# Reading text
Woods signed his scorecard without assigning himself the two shot penalty the rules of golf require for an improper drop.
The following day, the Masters Rules Committee ruled that Woods would not be disqualified for signing an incorrect scorecard, justifying it by using a new rule that allows tournament committees to waive rules infractions called in by TV viewers, even though the intention of that rule was to prevent disqualifications based on tiny movements of the ball or sand imperceptible to the golfer but visible on close-up HD shots.
Many in the golf world were outraged
at both the ruling and the fact that Woods didn't withdraw himself from the tournament. Nick Faldo suggested it would be "the manly thing to do."
Observers are already arguing the pros
of the impact this situation will have on golf's fabled sportsmanship in which player's have traditionally called penalties on themselves.

# Direction 1
Update the golf text between "Observers are already" and "penalties on themselves.", inclusive, replacing "sportsmanship" with "fair play".
# Direction 2
Please lay out every line of the records as a numbered list, leaving out blank lines.
The golf text and the records are unrelated.

# Raw data
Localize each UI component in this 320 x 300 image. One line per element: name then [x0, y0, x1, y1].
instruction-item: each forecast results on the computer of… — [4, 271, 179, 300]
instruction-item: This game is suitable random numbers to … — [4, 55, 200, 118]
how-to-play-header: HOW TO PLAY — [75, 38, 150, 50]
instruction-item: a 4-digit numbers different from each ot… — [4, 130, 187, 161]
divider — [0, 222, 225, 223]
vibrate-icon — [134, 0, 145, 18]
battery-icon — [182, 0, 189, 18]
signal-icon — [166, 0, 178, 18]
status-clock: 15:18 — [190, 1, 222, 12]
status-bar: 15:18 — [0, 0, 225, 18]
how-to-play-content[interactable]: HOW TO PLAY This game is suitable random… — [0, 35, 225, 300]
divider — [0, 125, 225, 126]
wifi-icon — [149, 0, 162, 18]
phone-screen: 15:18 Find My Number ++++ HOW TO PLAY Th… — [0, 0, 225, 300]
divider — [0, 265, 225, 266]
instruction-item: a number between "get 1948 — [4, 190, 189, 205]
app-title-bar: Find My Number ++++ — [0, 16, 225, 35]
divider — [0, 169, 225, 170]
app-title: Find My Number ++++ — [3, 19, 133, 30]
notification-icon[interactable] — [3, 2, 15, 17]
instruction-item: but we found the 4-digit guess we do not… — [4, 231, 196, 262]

# Worked solution 1
Observers are already arguing the pros
of the impact this situation will have on golf's fabled fair play in which player's have traditionally called penalties on themselves.

# Worked solution 2
1. Localize each UI component in this 320 x 300 image. One line per element: name then [x0, y0, x1, y1].
2. instruction-item: each forecast results on the computer of… — [4, 271, 179, 300]
3. instruction-item: This game is suitable random numbers to … — [4, 55, 200, 118]
4. how-to-play-header: HOW TO PLAY — [75, 38, 150, 50]
5. instruction-item: a 4-digit numbers different from each ot… — [4, 130, 187, 161]
6. divider — [0, 222, 225, 223]
7. vibrate-icon — [134, 0, 145, 18]
8. battery-icon — [182, 0, 189, 18]
9. signal-icon — [166, 0, 178, 18]
10. status-clock: 15:18 — [190, 1, 222, 12]
11. status-bar: 15:18 — [0, 0, 225, 18]
12. how-to-play-content[interactable]: HOW TO PLAY This game is suitable random… — [0, 35, 225, 300]
13. divider — [0, 125, 225, 126]
14. wifi-icon — [149, 0, 162, 18]
15. phone-screen: 15:18 Find My Number ++++ HOW TO PLAY Th… — [0, 0, 225, 300]
16. divider — [0, 265, 225, 266]
17. instruction-item: a number between "get 1948 — [4, 190, 189, 205]
18. app-title-bar: Find My Number ++++ — [0, 16, 225, 35]
19. divider — [0, 169, 225, 170]
20. app-title: Find My Number ++++ — [3, 19, 133, 30]
21. notification-icon[interactable] — [3, 2, 15, 17]
22. instruction-item: but we found the 4-digit guess we do not… — [4, 231, 196, 262]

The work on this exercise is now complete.